Given task ▸
Give all of the lines again exactly as they read.

Supplied data ▸
* * *

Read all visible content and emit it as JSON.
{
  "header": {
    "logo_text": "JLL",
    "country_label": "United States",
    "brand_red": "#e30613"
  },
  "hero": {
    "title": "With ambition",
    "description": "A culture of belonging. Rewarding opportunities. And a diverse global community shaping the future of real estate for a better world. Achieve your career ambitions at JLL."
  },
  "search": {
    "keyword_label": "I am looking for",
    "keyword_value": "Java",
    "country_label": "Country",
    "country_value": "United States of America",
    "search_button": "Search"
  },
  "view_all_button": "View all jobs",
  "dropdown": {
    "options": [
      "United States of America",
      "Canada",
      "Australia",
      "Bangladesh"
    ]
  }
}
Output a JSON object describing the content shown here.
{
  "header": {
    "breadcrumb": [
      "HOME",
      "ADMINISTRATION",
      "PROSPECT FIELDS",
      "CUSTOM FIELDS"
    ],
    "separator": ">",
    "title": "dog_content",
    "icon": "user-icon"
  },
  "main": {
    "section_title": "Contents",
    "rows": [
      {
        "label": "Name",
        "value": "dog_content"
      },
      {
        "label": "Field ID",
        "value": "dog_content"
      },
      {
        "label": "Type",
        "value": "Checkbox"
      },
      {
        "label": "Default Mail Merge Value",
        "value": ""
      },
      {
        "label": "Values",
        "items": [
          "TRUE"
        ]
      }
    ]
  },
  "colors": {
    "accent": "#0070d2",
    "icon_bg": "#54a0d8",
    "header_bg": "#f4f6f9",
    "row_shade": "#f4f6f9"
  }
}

* * *

Exercise solution ▸
Read all visible content and emit it as JSON.
{
  "header": {
    "logo_text": "JLL",
    "country_label": "United States",
    "brand_red": "#e30613"
  },
  "hero": {
    "title": "With ambition",
    "description": "A culture of belonging. Rewarding opportunities. And a diverse global community shaping the future of real estate for a better world. Achieve your career ambitions at JLL."
  },
  "search": {
    "keyword_label": "I am looking for",
    "keyword_value": "Java",
    "country_label": "Country",
    "country_value": "United States of America",
    "search_button": "Search"
  },
  "view_all_button": "View all jobs",
  "dropdown": {
    "options": [
      "United States of America",
      "Canada",
      "Australia",
      "Bangladesh"
    ]
  }
}
Output a JSON object describing the content shown here.
{
  "header": {
    "breadcrumb": [
      "HOME",
      "ADMINISTRATION",
      "PROSPECT FIELDS",
      "CUSTOM FIELDS"
    ],
    "separator": ">",
    "title": "dog_content",
    "icon": "user-icon"
  },
  "main": {
    "section_title": "Contents",
    "rows": [
      {
        "label": "Name",
        "value": "dog_content"
      },
      {
        "label": "Field ID",
        "value": "dog_content"
      },
      {
        "label": "Type",
        "value": "Checkbox"
      },
      {
        "label": "Default Mail Merge Value",
        "value": ""
      },
      {
        "label": "Values",
        "items": [
          "TRUE"
        ]
      }
    ]
  },
  "colors": {
    "accent": "#0070d2",
    "icon_bg": "#54a0d8",
    "header_bg": "#f4f6f9",
    "row_shade": "#f4f6f9"
  }
}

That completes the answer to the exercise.